▸ WHAT TO DO
Retype every record that follows, character for character.

▸ EXCERPTED RECORDS
※ ※ ※

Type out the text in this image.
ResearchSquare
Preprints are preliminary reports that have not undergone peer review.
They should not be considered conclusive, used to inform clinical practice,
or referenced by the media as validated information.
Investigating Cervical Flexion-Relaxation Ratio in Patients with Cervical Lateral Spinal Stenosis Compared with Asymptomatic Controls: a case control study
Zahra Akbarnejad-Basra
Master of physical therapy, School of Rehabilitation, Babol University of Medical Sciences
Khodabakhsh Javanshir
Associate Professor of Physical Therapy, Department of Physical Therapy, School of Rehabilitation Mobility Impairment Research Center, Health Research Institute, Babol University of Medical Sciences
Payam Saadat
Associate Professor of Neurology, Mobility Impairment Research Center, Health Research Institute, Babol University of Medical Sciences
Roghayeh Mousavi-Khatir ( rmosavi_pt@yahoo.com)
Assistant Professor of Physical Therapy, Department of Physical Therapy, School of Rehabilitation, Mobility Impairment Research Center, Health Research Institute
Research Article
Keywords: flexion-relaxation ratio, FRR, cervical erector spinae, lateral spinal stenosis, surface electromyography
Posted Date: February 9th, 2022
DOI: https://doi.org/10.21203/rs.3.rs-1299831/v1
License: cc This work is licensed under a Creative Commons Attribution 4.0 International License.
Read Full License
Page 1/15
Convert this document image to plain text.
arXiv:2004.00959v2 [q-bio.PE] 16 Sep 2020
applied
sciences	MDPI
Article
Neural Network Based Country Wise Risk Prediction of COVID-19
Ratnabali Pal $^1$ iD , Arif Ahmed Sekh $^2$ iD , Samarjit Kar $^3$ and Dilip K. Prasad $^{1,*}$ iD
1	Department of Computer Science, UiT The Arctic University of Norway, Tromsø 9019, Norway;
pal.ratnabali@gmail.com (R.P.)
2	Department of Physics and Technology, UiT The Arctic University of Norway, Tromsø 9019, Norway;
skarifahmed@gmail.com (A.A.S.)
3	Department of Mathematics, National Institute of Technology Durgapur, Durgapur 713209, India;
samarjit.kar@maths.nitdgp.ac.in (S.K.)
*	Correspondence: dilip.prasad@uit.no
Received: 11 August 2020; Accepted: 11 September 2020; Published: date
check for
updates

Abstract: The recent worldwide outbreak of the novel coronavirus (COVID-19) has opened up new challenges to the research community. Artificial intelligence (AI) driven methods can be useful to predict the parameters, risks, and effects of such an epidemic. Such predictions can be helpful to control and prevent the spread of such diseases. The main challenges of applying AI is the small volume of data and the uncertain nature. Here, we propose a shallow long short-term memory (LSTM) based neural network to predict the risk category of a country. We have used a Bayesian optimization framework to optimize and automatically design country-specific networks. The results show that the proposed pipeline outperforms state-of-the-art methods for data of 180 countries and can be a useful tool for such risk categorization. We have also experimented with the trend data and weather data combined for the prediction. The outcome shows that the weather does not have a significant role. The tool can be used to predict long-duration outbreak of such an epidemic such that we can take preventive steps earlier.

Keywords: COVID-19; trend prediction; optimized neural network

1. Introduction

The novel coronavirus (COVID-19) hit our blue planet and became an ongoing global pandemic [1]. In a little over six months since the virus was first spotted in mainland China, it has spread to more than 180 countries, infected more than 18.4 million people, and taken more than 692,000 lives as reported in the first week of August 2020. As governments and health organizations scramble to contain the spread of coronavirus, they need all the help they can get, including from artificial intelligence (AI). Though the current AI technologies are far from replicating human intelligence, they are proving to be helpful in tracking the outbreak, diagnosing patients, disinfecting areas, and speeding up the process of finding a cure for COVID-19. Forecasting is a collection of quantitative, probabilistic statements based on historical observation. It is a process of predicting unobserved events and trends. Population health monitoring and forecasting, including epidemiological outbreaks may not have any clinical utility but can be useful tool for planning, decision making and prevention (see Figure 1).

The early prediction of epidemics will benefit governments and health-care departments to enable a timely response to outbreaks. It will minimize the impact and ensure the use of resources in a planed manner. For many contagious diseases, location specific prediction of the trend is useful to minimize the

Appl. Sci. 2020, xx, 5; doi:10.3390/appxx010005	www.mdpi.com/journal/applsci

※ ※ ※

▸ RESULT OF THE TASK
Type out the text in this image.
ResearchSquare
Preprints are preliminary reports that have not undergone peer review.
They should not be considered conclusive, used to inform clinical practice,
or referenced by the media as validated information.
Investigating Cervical Flexion-Relaxation Ratio in Patients with Cervical Lateral Spinal Stenosis Compared with Asymptomatic Controls: a case control study
Zahra Akbarnejad-Basra
Master of physical therapy, School of Rehabilitation, Babol University of Medical Sciences
Khodabakhsh Javanshir
Associate Professor of Physical Therapy, Department of Physical Therapy, School of Rehabilitation Mobility Impairment Research Center, Health Research Institute, Babol University of Medical Sciences
Payam Saadat
Associate Professor of Neurology, Mobility Impairment Research Center, Health Research Institute, Babol University of Medical Sciences
Roghayeh Mousavi-Khatir ( rmosavi_pt@yahoo.com)
Assistant Professor of Physical Therapy, Department of Physical Therapy, School of Rehabilitation, Mobility Impairment Research Center, Health Research Institute
Research Article
Keywords: flexion-relaxation ratio, FRR, cervical erector spinae, lateral spinal stenosis, surface electromyography
Posted Date: February 9th, 2022
DOI: https://doi.org/10.21203/rs.3.rs-1299831/v1
License: cc This work is licensed under a Creative Commons Attribution 4.0 International License.
Read Full License
Page 1/15
Convert this document image to plain text.
arXiv:2004.00959v2 [q-bio.PE] 16 Sep 2020
applied
sciences	MDPI
Article
Neural Network Based Country Wise Risk Prediction of COVID-19
Ratnabali Pal $^1$ iD , Arif Ahmed Sekh $^2$ iD , Samarjit Kar $^3$ and Dilip K. Prasad $^{1,*}$ iD
1	Department of Computer Science, UiT The Arctic University of Norway, Tromsø 9019, Norway;
pal.ratnabali@gmail.com (R.P.)
2	Department of Physics and Technology, UiT The Arctic University of Norway, Tromsø 9019, Norway;
skarifahmed@gmail.com (A.A.S.)
3	Department of Mathematics, National Institute of Technology Durgapur, Durgapur 713209, India;
samarjit.kar@maths.nitdgp.ac.in (S.K.)
*	Correspondence: dilip.prasad@uit.no
Received: 11 August 2020; Accepted: 11 September 2020; Published: date
check for
updates

Abstract: The recent worldwide outbreak of the novel coronavirus (COVID-19) has opened up new challenges to the research community. Artificial intelligence (AI) driven methods can be useful to predict the parameters, risks, and effects of such an epidemic. Such predictions can be helpful to control and prevent the spread of such diseases. The main challenges of applying AI is the small volume of data and the uncertain nature. Here, we propose a shallow long short-term memory (LSTM) based neural network to predict the risk category of a country. We have used a Bayesian optimization framework to optimize and automatically design country-specific networks. The results show that the proposed pipeline outperforms state-of-the-art methods for data of 180 countries and can be a useful tool for such risk categorization. We have also experimented with the trend data and weather data combined for the prediction. The outcome shows that the weather does not have a significant role. The tool can be used to predict long-duration outbreak of such an epidemic such that we can take preventive steps earlier.

Keywords: COVID-19; trend prediction; optimized neural network

1. Introduction

The novel coronavirus (COVID-19) hit our blue planet and became an ongoing global pandemic [1]. In a little over six months since the virus was first spotted in mainland China, it has spread to more than 180 countries, infected more than 18.4 million people, and taken more than 692,000 lives as reported in the first week of August 2020. As governments and health organizations scramble to contain the spread of coronavirus, they need all the help they can get, including from artificial intelligence (AI). Though the current AI technologies are far from replicating human intelligence, they are proving to be helpful in tracking the outbreak, diagnosing patients, disinfecting areas, and speeding up the process of finding a cure for COVID-19. Forecasting is a collection of quantitative, probabilistic statements based on historical observation. It is a process of predicting unobserved events and trends. Population health monitoring and forecasting, including epidemiological outbreaks may not have any clinical utility but can be useful tool for planning, decision making and prevention (see Figure 1).

The early prediction of epidemics will benefit governments and health-care departments to enable a timely response to outbreaks. It will minimize the impact and ensure the use of resources in a planed manner. For many contagious diseases, location specific prediction of the trend is useful to minimize the

Appl. Sci. 2020, xx, 5; doi:10.3390/appxx010005	www.mdpi.com/journal/applsci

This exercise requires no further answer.